Work required: Write out each entry, exactly the way it appears.

+++ Supplied entries +++

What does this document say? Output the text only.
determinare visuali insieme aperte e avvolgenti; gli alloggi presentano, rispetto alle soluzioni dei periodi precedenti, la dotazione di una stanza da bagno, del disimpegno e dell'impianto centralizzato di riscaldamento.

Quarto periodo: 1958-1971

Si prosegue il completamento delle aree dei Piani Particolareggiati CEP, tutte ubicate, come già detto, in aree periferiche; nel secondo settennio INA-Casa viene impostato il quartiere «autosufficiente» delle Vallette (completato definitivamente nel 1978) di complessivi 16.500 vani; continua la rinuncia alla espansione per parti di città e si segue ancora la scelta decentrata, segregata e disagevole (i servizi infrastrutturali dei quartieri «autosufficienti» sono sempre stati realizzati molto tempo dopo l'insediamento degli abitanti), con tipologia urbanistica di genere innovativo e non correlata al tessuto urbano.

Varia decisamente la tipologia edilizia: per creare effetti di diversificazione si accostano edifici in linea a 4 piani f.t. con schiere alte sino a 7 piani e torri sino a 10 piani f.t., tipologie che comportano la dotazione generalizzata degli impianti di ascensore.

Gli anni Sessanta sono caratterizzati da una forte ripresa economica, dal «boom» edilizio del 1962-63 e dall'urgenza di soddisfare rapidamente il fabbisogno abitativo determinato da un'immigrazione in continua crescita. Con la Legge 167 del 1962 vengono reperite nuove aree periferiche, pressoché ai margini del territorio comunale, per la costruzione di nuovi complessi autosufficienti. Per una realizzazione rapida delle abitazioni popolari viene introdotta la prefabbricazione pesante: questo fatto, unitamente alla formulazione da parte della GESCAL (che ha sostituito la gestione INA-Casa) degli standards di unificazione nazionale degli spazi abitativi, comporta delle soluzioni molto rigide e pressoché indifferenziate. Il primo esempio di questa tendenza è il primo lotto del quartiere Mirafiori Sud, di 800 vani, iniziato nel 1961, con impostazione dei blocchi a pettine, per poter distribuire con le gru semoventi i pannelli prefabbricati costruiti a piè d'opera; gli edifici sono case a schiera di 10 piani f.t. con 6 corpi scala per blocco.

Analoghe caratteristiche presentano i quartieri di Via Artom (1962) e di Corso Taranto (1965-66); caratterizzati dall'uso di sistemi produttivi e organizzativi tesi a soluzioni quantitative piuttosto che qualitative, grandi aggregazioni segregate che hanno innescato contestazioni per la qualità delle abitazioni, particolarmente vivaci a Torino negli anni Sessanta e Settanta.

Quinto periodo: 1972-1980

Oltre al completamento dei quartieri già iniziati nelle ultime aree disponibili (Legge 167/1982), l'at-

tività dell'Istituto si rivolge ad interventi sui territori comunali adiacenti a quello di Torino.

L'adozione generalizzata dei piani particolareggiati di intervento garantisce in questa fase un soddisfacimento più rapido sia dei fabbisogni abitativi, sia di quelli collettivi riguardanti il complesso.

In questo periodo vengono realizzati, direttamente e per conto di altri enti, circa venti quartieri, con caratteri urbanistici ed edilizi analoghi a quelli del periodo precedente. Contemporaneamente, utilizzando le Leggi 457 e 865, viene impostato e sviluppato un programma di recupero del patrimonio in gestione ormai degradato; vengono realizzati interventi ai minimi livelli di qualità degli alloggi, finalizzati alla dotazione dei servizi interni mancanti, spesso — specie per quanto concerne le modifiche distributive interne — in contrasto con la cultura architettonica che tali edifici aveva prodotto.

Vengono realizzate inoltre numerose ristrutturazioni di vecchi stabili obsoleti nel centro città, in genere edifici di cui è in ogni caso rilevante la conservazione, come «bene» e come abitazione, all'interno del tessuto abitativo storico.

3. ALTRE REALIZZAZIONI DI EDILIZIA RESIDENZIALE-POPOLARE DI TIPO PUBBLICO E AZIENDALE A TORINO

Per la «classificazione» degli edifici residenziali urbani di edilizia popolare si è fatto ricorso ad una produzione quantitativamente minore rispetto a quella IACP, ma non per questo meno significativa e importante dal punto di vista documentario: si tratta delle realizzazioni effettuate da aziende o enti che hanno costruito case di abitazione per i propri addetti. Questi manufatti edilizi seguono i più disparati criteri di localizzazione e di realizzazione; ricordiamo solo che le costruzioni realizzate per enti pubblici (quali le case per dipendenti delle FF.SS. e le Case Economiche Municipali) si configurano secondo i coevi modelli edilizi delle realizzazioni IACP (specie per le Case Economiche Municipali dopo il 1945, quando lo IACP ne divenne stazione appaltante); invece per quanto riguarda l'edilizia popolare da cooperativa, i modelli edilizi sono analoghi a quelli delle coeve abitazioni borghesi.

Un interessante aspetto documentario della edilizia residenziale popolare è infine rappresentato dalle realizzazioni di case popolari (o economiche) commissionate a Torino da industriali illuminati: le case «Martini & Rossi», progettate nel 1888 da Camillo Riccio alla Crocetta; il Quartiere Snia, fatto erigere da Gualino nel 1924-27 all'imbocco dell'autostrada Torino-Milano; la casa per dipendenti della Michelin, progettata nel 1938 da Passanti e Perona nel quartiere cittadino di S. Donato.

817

+++

Expected output:
What does this document say? Output the text only.
determinare visuali insieme aperte e avvolgenti; gli alloggi presentano, rispetto alle soluzioni dei periodi precedenti, la dotazione di una stanza da bagno, del disimpegno e dell'impianto centralizzato di riscaldamento.

Quarto periodo: 1958-1971

Si prosegue il completamento delle aree dei Piani Particolareggiati CEP, tutte ubicate, come già detto, in aree periferiche; nel secondo settennio INA-Casa viene impostato il quartiere «autosufficiente» delle Vallette (completato definitivamente nel 1978) di complessivi 16.500 vani; continua la rinuncia alla espansione per parti di città e si segue ancora la scelta decentrata, segregata e disagevole (i servizi infrastrutturali dei quartieri «autosufficienti» sono sempre stati realizzati molto tempo dopo l'insediamento degli abitanti), con tipologia urbanistica di genere innovativo e non correlata al tessuto urbano.

Varia decisamente la tipologia edilizia: per creare effetti di diversificazione si accostano edifici in linea a 4 piani f.t. con schiere alte sino a 7 piani e torri sino a 10 piani f.t., tipologie che comportano la dotazione generalizzata degli impianti di ascensore.

Gli anni Sessanta sono caratterizzati da una forte ripresa economica, dal «boom» edilizio del 1962-63 e dall'urgenza di soddisfare rapidamente il fabbisogno abitativo determinato da un'immigrazione in continua crescita. Con la Legge 167 del 1962 vengono reperite nuove aree periferiche, pressoché ai margini del territorio comunale, per la costruzione di nuovi complessi autosufficienti. Per una realizzazione rapida delle abitazioni popolari viene introdotta la prefabbricazione pesante: questo fatto, unitamente alla formulazione da parte della GESCAL (che ha sostituito la gestione INA-Casa) degli standards di unificazione nazionale degli spazi abitativi, comporta delle soluzioni molto rigide e pressoché indifferenziate. Il primo esempio di questa tendenza è il primo lotto del quartiere Mirafiori Sud, di 800 vani, iniziato nel 1961, con impostazione dei blocchi a pettine, per poter distribuire con le gru semoventi i pannelli prefabbricati costruiti a piè d'opera; gli edifici sono case a schiera di 10 piani f.t. con 6 corpi scala per blocco.

Analoghe caratteristiche presentano i quartieri di Via Artom (1962) e di Corso Taranto (1965-66); caratterizzati dall'uso di sistemi produttivi e organizzativi tesi a soluzioni quantitative piuttosto che qualitative, grandi aggregazioni segregate che hanno innescato contestazioni per la qualità delle abitazioni, particolarmente vivaci a Torino negli anni Sessanta e Settanta.

Quinto periodo: 1972-1980

Oltre al completamento dei quartieri già iniziati nelle ultime aree disponibili (Legge 167/1982), l'at-

tività dell'Istituto si rivolge ad interventi sui territori comunali adiacenti a quello di Torino.

L'adozione generalizzata dei piani particolareggiati di intervento garantisce in questa fase un soddisfacimento più rapido sia dei fabbisogni abitativi, sia di quelli collettivi riguardanti il complesso.

In questo periodo vengono realizzati, direttamente e per conto di altri enti, circa venti quartieri, con caratteri urbanistici ed edilizi analoghi a quelli del periodo precedente. Contemporaneamente, utilizzando le Leggi 457 e 865, viene impostato e sviluppato un programma di recupero del patrimonio in gestione ormai degradato; vengono realizzati interventi ai minimi livelli di qualità degli alloggi, finalizzati alla dotazione dei servizi interni mancanti, spesso — specie per quanto concerne le modifiche distributive interne — in contrasto con la cultura architettonica che tali edifici aveva prodotto.

Vengono realizzate inoltre numerose ristrutturazioni di vecchi stabili obsoleti nel centro città, in genere edifici di cui è in ogni caso rilevante la conservazione, come «bene» e come abitazione, all'interno del tessuto abitativo storico.

3. ALTRE REALIZZAZIONI DI EDILIZIA RESIDENZIALE-POPOLARE DI TIPO PUBBLICO E AZIENDALE A TORINO

Per la «classificazione» degli edifici residenziali urbani di edilizia popolare si è fatto ricorso ad una produzione quantitativamente minore rispetto a quella IACP, ma non per questo meno significativa e importante dal punto di vista documentario: si tratta delle realizzazioni effettuate da aziende o enti che hanno costruito case di abitazione per i propri addetti. Questi manufatti edilizi seguono i più disparati criteri di localizzazione e di realizzazione; ricordiamo solo che le costruzioni realizzate per enti pubblici (quali le case per dipendenti delle FF.SS. e le Case Economiche Municipali) si configurano secondo i coevi modelli edilizi delle realizzazioni IACP (specie per le Case Economiche Municipali dopo il 1945, quando lo IACP ne divenne stazione appaltante); invece per quanto riguarda l'edilizia popolare da cooperativa, i modelli edilizi sono analoghi a quelli delle coeve abitazioni borghesi.

Un interessante aspetto documentario della edilizia residenziale popolare è infine rappresentato dalle realizzazioni di case popolari (o economiche) commissionate a Torino da industriali illuminati: le case «Martini & Rossi», progettate nel 1888 da Camillo Riccio alla Crocetta; il Quartiere Snia, fatto erigere da Gualino nel 1924-27 all'imbocco dell'autostrada Torino-Milano; la casa per dipendenti della Michelin, progettata nel 1938 da Passanti e Perona nel quartiere cittadino di S. Donato.

817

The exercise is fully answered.